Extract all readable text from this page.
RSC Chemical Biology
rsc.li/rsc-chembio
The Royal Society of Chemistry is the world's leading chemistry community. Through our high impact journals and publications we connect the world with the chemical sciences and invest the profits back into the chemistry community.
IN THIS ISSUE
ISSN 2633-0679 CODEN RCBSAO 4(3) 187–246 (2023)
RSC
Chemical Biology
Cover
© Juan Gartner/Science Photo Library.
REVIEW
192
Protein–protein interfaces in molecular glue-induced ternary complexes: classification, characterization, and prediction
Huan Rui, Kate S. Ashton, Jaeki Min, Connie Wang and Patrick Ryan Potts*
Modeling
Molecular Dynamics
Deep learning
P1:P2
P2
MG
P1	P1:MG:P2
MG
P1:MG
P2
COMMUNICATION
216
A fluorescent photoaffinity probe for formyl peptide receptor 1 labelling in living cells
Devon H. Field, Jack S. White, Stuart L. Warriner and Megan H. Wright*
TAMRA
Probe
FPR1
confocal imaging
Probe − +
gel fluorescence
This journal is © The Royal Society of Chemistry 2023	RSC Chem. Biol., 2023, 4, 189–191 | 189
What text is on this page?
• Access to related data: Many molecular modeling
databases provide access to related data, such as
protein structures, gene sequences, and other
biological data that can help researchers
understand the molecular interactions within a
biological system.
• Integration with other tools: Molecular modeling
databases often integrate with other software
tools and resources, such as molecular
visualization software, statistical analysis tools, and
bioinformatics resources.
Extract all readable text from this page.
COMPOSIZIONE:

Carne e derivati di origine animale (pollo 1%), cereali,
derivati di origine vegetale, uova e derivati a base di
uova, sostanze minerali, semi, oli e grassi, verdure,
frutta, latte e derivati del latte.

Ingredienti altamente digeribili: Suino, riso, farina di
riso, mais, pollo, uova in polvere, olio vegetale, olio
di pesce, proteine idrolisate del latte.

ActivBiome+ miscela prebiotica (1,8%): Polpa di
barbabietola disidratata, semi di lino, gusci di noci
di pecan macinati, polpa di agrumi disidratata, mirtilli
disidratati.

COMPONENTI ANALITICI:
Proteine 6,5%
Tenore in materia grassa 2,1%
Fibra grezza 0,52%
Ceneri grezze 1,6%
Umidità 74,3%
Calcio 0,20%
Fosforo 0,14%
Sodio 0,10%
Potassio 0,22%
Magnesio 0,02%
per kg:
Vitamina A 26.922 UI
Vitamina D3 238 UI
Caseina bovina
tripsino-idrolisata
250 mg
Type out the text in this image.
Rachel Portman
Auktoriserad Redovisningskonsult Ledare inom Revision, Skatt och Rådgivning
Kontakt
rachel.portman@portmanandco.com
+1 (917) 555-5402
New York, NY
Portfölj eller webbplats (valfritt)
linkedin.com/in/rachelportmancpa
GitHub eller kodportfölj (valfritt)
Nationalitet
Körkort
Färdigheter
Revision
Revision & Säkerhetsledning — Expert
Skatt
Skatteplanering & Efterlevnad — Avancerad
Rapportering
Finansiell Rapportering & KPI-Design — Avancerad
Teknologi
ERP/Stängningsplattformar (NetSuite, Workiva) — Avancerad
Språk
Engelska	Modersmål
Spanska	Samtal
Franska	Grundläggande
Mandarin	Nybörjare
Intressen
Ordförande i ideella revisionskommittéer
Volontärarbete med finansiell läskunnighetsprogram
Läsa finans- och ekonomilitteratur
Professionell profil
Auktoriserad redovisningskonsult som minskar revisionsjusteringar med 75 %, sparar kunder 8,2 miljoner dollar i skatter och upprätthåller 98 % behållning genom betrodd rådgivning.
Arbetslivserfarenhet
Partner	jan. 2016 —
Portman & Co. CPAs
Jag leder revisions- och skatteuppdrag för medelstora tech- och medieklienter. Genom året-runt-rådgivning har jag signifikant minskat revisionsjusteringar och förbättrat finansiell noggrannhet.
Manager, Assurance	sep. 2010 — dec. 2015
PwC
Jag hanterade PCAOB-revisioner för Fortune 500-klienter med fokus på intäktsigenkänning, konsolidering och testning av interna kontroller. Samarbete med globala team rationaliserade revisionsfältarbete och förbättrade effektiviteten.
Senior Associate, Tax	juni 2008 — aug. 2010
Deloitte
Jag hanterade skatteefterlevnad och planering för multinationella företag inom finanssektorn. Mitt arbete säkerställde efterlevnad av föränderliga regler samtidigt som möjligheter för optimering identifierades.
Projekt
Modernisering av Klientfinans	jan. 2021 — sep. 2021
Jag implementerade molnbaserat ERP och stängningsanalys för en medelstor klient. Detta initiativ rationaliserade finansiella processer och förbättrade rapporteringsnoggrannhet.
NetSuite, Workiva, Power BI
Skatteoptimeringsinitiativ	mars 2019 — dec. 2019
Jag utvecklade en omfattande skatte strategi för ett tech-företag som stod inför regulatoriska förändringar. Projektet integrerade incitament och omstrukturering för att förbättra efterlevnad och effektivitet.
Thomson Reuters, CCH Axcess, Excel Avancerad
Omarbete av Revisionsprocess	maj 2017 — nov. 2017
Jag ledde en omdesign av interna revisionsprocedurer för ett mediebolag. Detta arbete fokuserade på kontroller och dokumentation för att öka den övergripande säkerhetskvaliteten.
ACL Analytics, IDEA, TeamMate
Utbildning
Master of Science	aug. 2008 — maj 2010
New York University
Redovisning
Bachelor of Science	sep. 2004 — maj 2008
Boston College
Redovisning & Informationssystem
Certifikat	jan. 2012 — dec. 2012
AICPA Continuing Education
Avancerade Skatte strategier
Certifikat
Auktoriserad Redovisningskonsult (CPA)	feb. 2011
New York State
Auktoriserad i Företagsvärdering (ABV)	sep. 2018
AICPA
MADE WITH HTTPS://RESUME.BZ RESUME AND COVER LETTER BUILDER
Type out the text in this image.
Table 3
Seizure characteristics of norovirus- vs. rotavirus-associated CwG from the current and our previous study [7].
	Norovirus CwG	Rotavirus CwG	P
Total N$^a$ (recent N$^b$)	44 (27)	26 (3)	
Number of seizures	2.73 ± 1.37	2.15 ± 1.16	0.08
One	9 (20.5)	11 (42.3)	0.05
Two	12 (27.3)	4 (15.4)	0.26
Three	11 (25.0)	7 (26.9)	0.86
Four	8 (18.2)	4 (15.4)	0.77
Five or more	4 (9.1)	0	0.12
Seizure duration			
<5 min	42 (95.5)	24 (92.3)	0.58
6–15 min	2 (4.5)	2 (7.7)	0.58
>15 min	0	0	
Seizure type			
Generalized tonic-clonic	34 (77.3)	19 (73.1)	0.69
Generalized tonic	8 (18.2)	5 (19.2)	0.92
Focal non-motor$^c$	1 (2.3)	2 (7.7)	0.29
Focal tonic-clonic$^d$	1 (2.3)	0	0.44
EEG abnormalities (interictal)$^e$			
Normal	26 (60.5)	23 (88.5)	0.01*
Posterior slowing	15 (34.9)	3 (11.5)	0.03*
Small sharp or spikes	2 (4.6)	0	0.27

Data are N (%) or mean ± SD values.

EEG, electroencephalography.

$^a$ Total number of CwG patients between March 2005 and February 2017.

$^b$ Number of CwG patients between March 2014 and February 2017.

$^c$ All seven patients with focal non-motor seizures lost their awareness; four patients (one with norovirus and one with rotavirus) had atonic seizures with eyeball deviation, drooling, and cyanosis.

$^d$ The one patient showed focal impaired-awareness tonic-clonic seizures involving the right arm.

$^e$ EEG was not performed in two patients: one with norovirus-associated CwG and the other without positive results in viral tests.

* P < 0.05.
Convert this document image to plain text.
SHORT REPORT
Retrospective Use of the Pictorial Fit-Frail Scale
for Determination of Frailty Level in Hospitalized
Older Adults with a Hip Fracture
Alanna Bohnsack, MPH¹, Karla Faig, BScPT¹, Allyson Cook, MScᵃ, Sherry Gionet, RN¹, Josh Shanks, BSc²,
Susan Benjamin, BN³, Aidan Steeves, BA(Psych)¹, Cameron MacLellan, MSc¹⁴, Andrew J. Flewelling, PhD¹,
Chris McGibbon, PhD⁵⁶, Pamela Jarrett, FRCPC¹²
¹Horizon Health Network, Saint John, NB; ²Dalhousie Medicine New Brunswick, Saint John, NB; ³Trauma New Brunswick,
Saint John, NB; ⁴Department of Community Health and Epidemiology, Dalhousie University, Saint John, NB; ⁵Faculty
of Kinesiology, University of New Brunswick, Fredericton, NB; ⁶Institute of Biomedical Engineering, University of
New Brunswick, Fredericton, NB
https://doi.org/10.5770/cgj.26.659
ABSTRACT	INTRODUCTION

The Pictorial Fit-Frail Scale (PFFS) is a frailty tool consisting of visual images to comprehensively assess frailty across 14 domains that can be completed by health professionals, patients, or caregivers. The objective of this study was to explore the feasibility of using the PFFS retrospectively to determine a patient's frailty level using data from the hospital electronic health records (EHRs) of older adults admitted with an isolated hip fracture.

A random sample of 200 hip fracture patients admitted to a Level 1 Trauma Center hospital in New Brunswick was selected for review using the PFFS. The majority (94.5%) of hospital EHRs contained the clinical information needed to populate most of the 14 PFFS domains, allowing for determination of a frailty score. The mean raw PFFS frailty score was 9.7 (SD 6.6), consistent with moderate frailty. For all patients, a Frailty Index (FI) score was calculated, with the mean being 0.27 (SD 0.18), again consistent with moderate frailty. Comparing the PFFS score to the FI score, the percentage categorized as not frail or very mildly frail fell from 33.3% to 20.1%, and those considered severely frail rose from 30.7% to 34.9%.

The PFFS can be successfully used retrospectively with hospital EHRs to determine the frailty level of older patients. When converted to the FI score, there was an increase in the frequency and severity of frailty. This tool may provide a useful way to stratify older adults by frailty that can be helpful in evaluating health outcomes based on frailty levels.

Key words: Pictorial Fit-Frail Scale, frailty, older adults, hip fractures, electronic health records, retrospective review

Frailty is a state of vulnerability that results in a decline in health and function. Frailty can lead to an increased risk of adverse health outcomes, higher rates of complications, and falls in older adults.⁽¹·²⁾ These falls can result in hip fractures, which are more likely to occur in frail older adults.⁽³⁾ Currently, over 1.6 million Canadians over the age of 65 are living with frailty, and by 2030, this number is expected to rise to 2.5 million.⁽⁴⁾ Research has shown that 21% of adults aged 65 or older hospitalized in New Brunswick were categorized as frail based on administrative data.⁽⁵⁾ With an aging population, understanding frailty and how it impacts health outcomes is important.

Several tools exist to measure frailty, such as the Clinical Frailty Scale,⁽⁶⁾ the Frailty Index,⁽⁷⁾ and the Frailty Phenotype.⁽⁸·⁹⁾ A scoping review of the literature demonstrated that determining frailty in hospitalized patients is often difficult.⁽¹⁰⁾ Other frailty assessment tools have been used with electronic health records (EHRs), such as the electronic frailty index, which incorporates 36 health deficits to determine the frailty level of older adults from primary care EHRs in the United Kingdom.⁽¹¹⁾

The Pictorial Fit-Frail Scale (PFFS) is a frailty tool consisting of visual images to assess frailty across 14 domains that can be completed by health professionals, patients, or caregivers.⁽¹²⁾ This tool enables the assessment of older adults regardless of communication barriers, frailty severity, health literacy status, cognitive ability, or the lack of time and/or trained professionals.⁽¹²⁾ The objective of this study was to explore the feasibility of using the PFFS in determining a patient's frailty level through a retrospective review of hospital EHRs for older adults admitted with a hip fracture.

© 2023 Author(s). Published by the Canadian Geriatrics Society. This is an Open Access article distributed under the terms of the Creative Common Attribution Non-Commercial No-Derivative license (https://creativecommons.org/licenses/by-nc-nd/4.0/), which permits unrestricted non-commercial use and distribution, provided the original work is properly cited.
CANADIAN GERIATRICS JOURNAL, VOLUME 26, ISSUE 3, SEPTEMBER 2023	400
────────────────────
- What you are asked to do:
Your reply must be a single number: the count of lines in the listing that hold "Certifikat".

- Response area:
2